> _Job_:
For each line of the data below that holds "Azimuth", copy the line.

> _Source data_:
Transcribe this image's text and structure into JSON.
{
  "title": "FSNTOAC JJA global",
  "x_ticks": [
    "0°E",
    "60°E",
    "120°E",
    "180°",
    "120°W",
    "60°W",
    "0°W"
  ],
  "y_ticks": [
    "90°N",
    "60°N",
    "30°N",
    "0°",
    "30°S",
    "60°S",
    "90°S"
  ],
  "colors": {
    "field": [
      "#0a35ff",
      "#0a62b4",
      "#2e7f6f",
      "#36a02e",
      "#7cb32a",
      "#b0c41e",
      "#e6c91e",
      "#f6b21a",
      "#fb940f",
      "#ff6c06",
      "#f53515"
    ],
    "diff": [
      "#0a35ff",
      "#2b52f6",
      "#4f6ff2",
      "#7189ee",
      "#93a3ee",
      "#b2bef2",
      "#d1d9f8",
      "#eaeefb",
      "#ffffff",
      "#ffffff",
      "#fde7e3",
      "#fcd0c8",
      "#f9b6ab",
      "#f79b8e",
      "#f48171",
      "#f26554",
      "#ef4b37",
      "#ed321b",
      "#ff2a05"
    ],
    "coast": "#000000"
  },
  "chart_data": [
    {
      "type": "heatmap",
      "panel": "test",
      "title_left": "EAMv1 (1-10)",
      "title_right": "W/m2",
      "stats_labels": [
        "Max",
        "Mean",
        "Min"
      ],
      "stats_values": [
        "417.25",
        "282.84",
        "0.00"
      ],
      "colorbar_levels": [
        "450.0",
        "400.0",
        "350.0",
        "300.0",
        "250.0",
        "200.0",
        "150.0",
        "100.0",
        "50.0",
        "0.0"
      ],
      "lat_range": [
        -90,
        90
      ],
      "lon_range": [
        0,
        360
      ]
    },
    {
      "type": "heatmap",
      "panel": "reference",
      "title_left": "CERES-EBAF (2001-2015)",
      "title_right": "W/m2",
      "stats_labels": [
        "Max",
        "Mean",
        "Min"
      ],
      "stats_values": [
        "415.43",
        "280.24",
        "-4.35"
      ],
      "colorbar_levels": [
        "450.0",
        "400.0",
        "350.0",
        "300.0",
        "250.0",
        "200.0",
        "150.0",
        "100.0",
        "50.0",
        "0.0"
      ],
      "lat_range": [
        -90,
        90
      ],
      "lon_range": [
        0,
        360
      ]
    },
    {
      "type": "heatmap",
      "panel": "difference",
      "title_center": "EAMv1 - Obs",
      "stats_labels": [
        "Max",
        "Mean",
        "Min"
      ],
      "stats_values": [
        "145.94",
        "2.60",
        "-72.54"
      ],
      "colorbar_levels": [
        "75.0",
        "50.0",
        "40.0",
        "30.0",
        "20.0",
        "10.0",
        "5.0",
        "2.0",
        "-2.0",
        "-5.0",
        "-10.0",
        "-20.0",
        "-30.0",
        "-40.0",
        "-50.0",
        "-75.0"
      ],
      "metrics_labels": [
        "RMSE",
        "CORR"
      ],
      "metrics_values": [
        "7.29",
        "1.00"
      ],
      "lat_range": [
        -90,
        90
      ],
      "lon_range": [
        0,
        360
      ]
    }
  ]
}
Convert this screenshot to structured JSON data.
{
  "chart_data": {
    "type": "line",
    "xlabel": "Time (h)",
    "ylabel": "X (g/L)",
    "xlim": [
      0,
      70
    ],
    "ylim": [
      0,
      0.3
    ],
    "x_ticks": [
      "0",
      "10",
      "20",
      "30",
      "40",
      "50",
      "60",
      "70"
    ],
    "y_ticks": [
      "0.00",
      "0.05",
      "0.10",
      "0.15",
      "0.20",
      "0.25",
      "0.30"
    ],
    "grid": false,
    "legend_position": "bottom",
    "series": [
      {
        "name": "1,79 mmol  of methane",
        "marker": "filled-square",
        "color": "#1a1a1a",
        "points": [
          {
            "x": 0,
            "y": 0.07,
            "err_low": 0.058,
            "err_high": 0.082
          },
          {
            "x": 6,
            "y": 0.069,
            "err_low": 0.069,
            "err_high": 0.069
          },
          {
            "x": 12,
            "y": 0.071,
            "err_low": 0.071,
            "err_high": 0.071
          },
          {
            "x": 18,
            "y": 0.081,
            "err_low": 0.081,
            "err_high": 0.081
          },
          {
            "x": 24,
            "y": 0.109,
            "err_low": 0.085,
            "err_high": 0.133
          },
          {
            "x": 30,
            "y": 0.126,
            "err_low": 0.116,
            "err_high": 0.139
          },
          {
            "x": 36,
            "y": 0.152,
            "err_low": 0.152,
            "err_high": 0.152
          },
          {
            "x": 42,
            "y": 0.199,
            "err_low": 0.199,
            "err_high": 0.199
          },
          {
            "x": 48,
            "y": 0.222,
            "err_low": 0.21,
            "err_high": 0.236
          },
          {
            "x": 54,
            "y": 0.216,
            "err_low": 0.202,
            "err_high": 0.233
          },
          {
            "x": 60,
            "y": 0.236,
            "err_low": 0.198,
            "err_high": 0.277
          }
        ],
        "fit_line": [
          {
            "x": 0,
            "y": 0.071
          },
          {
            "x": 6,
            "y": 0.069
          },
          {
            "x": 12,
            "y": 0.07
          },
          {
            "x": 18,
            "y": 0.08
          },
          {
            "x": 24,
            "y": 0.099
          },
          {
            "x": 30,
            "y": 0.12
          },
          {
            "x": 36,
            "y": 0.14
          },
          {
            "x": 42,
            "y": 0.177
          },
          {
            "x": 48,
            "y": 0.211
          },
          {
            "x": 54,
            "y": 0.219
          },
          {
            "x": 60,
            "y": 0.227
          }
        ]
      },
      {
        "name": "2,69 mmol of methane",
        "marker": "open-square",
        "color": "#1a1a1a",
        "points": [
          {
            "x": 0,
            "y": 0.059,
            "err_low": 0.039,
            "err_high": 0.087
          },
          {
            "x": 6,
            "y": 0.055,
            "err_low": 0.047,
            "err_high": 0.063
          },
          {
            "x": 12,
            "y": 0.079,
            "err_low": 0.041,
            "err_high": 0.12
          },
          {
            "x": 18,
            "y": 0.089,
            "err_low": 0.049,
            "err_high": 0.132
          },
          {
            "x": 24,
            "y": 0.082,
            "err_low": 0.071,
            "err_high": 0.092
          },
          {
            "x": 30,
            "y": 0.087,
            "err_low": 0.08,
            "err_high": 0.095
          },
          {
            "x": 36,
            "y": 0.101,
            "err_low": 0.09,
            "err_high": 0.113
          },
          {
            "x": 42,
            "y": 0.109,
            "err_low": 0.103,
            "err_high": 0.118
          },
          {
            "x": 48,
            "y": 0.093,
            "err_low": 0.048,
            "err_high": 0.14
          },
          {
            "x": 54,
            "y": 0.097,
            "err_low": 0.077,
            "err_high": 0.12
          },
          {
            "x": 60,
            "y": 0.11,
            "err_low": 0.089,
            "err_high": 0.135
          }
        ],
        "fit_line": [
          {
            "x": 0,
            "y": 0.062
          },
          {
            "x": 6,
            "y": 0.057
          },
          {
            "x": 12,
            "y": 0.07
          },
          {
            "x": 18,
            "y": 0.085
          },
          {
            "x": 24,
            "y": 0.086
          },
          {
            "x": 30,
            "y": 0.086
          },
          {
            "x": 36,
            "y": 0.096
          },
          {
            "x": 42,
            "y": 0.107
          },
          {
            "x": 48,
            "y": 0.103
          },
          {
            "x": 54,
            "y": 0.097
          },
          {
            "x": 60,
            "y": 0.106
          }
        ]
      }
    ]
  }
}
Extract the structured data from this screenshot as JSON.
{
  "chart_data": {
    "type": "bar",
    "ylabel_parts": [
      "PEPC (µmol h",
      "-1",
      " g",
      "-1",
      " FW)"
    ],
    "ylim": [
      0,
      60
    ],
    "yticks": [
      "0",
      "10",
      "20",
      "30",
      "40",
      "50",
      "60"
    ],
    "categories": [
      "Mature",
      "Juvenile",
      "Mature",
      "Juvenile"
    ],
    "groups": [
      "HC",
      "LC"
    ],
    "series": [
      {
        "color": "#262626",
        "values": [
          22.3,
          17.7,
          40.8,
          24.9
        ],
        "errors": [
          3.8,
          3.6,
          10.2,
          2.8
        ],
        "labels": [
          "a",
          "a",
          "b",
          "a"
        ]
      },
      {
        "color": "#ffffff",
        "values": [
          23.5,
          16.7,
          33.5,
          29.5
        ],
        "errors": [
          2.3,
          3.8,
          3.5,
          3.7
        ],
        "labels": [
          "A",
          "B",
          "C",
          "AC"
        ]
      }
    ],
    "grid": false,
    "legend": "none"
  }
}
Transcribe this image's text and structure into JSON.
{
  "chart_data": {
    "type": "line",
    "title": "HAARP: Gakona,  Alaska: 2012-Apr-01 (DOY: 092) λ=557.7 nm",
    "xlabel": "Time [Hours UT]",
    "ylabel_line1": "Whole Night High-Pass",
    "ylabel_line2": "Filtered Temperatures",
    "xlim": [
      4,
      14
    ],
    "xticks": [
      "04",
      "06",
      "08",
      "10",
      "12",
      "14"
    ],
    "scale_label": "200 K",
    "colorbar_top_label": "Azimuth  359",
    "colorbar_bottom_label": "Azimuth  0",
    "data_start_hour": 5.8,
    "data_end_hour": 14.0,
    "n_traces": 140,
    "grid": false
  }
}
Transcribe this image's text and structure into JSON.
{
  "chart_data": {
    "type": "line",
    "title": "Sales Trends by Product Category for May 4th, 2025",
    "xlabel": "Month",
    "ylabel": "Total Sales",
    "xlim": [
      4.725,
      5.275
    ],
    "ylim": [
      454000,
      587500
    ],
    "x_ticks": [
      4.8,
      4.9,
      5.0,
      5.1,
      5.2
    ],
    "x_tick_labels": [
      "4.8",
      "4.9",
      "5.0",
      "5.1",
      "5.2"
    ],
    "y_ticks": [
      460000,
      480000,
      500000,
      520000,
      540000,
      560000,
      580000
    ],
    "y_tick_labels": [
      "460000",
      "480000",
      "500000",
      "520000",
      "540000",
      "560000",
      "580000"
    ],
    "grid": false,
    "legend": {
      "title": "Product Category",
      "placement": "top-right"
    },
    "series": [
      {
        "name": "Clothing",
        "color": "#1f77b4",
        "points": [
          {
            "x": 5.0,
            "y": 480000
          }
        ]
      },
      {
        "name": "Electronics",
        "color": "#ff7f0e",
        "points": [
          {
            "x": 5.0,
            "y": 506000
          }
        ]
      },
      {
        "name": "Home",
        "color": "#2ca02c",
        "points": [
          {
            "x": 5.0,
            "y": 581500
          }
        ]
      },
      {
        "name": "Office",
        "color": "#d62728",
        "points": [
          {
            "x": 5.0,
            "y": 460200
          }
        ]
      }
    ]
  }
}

> _Solution to the exercise_:
    "colorbar_top_label": "Azimuth  359",
    "colorbar_bottom_label": "Azimuth  0",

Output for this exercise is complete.